## [Task goal]
Images are not part of the copy; transcribe all the data exactly.

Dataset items
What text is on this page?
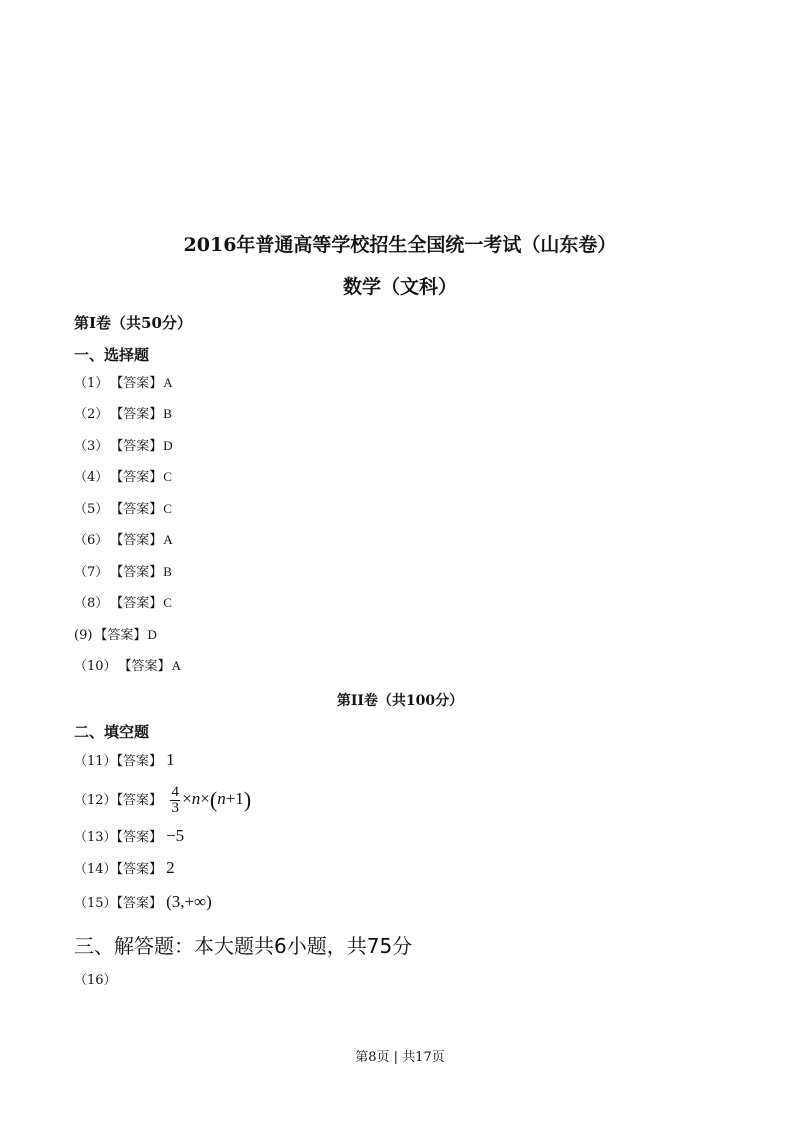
2016年普通高等学校招生全国统一考试（山东卷）
数学（文科）
第I卷（共50分）
一、选择题
（1） 【答案】A
（2） 【答案】B
（3） 【答案】D
（4） 【答案】C
（5） 【答案】C
（6） 【答案】A
（7） 【答案】B
（8） 【答案】C
(9) 【答案】D
（10） 【答案】A
第II卷（共100分）
二、填空题
（11）【答案】 1
（12）【答案】 $\frac{4}{3} \times n\times(n+1)$
（13）【答案】 −5
（14）【答案】 2
（15）【答案】 (3,+∞)
三、解答题：本大题共6小题，共75分
（16）
第8页 | 共17页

## [Response to this task]
What text is on this page?
2016年普通高等学校招生全国统一考试（山东卷）
数学（文科）
第I卷（共50分）
一、选择题
（1） 【答案】A
（2） 【答案】B
（3） 【答案】D
（4） 【答案】C
（5） 【答案】C
（6） 【答案】A
（7） 【答案】B
（8） 【答案】C
(9) 【答案】D
（10） 【答案】A
第II卷（共100分）
二、填空题
（11）【答案】 1
（12）【答案】 $\frac{4}{3} \times n\times(n+1)$
（13）【答案】 −5
（14）【答案】 2
（15）【答案】 (3,+∞)
三、解答题：本大题共6小题，共75分
（16）
第8页 | 共17页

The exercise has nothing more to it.